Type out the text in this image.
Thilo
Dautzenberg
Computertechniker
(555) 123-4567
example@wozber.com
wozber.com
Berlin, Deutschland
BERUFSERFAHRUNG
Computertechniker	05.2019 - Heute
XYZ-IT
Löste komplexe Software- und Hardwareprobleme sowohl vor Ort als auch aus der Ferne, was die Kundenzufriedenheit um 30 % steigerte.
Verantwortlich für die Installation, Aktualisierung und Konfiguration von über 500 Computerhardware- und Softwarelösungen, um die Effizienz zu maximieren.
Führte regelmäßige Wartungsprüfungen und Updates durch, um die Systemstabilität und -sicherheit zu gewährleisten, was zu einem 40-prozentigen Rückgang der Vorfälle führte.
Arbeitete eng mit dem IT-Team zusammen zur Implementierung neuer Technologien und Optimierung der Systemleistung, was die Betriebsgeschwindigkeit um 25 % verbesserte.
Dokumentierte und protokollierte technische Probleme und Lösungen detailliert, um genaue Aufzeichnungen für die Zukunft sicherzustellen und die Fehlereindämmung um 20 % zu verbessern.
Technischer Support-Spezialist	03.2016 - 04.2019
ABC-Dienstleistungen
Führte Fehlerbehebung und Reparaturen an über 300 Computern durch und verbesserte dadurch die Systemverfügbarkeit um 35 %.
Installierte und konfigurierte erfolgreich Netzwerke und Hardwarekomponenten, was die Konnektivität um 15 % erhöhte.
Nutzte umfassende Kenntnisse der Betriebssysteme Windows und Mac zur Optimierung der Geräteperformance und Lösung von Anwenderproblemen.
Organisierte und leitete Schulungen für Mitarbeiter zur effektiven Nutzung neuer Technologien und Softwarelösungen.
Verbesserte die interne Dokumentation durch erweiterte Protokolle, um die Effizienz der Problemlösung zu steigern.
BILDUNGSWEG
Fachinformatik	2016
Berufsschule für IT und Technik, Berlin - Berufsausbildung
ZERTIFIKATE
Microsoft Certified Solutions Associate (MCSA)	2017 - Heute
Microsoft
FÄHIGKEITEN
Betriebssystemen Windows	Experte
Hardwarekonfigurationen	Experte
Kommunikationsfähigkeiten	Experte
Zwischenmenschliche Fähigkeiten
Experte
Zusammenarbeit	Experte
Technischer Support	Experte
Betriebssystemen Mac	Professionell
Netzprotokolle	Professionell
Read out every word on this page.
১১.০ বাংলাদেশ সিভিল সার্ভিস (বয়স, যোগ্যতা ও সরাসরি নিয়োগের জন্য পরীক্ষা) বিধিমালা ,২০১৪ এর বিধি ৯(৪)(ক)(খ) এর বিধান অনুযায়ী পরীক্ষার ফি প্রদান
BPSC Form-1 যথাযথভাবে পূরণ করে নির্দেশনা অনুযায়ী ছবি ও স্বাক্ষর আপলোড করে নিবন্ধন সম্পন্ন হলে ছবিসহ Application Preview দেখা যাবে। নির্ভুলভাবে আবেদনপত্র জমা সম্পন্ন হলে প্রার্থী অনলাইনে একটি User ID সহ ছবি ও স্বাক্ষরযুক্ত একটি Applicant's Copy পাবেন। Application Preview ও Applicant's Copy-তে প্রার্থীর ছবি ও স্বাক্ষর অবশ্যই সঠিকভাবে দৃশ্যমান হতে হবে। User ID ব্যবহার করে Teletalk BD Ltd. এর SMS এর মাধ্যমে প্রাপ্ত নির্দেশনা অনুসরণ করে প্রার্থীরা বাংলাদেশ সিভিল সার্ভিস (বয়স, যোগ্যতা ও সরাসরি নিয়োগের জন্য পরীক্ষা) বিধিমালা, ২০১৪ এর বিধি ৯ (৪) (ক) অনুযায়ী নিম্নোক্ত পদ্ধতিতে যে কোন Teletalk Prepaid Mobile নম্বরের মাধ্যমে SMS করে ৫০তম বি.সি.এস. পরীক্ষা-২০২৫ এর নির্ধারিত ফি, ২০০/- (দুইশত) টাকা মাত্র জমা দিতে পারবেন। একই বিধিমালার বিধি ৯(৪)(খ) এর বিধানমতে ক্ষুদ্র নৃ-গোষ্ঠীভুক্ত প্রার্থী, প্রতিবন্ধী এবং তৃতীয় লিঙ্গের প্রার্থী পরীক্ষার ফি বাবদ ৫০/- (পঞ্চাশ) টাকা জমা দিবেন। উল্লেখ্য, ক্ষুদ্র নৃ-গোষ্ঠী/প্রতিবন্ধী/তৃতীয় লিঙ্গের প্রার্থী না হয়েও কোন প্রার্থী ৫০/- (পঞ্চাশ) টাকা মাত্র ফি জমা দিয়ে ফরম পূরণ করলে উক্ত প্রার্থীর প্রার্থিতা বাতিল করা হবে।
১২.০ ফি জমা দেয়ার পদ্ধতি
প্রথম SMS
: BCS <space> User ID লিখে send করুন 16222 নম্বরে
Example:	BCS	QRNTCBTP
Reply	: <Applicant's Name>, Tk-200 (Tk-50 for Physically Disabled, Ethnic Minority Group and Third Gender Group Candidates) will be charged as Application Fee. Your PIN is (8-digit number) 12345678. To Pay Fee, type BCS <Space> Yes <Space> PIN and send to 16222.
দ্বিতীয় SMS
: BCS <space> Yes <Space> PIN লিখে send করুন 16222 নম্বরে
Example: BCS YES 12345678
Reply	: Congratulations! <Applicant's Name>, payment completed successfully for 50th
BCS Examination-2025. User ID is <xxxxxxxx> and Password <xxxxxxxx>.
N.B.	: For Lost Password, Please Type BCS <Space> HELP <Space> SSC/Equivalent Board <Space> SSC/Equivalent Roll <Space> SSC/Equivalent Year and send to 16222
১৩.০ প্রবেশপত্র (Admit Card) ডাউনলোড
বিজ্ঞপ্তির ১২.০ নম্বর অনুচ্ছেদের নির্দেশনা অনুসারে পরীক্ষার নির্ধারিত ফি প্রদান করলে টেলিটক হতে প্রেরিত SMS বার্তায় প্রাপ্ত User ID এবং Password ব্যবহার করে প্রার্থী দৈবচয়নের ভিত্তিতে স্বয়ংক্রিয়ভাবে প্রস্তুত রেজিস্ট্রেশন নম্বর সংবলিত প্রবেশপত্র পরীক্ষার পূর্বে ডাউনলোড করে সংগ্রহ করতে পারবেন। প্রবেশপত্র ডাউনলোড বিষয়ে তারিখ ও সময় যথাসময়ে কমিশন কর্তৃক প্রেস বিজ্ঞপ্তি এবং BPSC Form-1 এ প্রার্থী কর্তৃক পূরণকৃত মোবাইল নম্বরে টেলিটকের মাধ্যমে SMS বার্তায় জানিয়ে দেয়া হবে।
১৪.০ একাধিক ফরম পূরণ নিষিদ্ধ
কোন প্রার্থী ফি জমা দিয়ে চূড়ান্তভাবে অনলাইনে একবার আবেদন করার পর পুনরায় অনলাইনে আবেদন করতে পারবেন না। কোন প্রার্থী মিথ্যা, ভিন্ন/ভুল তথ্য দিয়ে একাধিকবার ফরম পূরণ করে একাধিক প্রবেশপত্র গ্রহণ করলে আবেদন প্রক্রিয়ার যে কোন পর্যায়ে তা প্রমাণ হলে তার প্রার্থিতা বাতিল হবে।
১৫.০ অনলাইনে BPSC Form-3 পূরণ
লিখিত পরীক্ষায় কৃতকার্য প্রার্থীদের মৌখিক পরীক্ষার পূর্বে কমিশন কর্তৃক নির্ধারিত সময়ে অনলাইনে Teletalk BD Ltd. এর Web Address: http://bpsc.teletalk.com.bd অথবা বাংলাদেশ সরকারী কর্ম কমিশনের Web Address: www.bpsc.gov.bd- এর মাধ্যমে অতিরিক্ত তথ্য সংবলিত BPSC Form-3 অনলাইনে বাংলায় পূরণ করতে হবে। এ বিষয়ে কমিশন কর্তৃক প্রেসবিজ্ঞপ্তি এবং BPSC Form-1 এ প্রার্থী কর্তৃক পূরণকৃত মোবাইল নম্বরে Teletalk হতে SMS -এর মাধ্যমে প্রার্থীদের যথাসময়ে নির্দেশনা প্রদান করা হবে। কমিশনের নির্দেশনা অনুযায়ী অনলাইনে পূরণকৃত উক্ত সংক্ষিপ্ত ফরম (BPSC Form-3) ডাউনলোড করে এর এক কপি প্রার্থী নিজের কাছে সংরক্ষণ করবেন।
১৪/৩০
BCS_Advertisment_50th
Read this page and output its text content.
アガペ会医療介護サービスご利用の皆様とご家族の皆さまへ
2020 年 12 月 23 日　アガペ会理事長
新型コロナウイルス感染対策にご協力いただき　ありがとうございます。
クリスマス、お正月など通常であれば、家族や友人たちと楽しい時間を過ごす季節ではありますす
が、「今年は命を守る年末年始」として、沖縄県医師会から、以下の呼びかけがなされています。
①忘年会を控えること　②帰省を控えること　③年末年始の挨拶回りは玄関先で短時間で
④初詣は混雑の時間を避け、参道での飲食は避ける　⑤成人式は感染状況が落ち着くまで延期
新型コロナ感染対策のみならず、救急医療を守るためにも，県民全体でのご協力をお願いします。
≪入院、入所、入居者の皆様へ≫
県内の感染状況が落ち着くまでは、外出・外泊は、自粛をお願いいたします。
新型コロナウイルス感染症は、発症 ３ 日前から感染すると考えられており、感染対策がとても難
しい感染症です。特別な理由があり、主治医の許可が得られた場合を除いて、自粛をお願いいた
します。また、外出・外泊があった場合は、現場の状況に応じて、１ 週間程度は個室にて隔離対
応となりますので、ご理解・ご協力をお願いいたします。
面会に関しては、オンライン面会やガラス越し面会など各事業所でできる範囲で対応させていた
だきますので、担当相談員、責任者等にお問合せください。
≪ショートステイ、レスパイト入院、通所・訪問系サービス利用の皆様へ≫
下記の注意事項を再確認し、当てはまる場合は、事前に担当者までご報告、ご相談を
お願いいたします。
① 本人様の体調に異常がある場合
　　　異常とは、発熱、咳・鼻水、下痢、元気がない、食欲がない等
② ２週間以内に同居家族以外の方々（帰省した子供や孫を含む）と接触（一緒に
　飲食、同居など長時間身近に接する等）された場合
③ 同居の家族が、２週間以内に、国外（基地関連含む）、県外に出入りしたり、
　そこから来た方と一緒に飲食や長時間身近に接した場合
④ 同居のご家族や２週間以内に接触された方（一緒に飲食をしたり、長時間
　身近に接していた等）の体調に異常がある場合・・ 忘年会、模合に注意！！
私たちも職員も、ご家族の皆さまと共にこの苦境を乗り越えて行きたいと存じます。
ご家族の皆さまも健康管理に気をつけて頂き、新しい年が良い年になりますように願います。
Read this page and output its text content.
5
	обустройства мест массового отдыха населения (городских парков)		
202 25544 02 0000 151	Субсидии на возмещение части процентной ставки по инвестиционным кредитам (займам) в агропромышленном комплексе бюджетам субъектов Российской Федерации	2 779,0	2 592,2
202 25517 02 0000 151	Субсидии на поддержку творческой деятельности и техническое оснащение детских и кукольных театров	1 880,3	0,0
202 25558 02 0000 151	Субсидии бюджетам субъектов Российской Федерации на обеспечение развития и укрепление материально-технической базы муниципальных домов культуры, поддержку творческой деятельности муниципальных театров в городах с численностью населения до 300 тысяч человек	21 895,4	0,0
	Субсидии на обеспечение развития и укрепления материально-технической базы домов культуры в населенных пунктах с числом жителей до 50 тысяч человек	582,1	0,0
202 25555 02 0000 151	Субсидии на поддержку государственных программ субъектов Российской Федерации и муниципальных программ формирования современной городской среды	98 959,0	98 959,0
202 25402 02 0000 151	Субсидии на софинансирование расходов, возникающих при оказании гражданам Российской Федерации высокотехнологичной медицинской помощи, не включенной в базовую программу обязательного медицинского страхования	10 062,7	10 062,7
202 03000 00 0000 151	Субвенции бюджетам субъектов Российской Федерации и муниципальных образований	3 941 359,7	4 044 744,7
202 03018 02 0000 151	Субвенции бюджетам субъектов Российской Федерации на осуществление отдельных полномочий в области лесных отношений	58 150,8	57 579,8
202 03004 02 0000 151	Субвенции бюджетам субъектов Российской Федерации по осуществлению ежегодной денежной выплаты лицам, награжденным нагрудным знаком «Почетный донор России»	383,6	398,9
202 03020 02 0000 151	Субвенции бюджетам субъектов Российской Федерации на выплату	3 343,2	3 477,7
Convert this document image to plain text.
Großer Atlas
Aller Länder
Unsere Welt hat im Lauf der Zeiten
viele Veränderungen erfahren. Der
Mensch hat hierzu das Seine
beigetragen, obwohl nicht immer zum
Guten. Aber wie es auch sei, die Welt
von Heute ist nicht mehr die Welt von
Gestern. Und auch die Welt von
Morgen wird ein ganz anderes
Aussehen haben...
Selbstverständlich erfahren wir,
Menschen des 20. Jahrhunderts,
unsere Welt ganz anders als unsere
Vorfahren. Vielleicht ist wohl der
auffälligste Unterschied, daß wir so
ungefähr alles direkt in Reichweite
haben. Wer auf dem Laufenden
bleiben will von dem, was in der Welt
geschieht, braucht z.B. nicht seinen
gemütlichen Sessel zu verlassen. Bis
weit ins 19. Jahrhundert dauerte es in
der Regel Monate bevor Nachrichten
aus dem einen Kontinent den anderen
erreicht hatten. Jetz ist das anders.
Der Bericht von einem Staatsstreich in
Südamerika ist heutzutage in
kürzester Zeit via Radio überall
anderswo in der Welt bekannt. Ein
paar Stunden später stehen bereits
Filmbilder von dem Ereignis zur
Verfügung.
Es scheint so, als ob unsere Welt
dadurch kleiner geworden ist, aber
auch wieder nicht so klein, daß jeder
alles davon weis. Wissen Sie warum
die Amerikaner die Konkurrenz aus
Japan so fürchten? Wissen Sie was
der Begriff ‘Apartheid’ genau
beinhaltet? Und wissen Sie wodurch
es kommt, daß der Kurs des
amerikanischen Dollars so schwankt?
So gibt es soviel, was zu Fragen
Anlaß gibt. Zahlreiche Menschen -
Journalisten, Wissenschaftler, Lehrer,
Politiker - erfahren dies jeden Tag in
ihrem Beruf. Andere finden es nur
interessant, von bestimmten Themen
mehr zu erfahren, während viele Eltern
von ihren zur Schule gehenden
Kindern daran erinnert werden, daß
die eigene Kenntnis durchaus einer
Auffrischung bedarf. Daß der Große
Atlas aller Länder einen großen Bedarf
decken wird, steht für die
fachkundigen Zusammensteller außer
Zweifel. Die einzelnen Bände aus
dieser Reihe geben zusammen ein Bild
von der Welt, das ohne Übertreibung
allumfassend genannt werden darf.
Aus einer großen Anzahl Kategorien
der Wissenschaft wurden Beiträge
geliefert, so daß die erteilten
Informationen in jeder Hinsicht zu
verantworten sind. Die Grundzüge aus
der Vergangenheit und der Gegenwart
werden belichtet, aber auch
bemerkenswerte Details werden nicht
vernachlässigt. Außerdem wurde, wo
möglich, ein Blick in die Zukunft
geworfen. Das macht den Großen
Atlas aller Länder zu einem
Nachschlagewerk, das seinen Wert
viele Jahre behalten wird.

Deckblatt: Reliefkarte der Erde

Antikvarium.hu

• • •

WHAT YOU ARE ASKED TO DO: Gather up the lines that contain the word "Windows".

RESPONSE TO THIS TASK:
Nutzte umfassende Kenntnisse der Betriebssysteme Windows und Mac zur Optimierung der Geräteperformance und Lösung von Anwenderproblemen.
Betriebssystemen Windows	Experte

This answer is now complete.